(Extracted records)

####################

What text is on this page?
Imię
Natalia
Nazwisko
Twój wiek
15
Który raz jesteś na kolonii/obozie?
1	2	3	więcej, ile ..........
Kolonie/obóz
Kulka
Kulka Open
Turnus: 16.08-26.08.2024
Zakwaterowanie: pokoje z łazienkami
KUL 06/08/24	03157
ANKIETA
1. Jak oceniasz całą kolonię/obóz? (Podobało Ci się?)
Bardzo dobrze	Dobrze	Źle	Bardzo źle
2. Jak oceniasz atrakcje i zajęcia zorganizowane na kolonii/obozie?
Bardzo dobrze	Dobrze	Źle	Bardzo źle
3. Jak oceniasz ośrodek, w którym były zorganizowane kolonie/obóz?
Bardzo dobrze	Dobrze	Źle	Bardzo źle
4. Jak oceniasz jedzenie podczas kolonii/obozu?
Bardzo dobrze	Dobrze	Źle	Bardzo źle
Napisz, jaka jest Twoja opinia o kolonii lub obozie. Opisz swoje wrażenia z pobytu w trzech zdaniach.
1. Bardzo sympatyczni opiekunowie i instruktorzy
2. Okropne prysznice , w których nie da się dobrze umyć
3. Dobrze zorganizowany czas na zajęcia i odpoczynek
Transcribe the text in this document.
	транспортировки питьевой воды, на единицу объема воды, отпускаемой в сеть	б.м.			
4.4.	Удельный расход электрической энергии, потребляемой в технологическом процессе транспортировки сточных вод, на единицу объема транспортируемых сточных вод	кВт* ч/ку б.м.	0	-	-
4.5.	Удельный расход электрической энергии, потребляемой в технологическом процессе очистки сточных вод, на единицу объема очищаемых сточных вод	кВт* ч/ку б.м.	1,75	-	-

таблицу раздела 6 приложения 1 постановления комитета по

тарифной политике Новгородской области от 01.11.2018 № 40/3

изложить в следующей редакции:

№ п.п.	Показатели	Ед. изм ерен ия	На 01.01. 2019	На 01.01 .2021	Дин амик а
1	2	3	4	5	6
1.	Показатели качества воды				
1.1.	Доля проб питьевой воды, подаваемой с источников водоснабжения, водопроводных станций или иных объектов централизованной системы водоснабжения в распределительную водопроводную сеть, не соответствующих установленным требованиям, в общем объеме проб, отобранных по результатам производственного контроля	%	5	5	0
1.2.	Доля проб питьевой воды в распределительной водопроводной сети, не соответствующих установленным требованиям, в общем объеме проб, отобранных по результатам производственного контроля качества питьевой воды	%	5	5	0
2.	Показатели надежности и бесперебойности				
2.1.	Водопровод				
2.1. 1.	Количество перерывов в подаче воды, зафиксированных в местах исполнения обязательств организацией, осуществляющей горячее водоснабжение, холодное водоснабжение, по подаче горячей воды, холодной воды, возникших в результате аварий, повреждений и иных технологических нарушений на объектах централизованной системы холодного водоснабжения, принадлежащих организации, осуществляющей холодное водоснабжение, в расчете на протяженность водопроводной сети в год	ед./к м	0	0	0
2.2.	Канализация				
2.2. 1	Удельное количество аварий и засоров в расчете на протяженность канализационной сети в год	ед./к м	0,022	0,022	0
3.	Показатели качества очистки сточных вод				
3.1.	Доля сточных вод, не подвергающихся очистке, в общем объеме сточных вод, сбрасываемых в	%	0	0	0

####################

PROBLEM STATEMENT: Your task is to list each line of the records with the word "проб".

REPLY:
1.1.	Доля проб питьевой воды, подаваемой с источников водоснабжения, водопроводных станций или иных объектов централизованной системы водоснабжения в распределительную водопроводную сеть, не соответствующих установленным требованиям, в общем объеме проб, отобранных по результатам производственного контроля	%	5	5	0
1.2.	Доля проб питьевой воды в распределительной водопроводной сети, не соответствующих установленным требованиям, в общем объеме проб, отобранных по результатам производственного контроля качества питьевой воды	%	5	5	0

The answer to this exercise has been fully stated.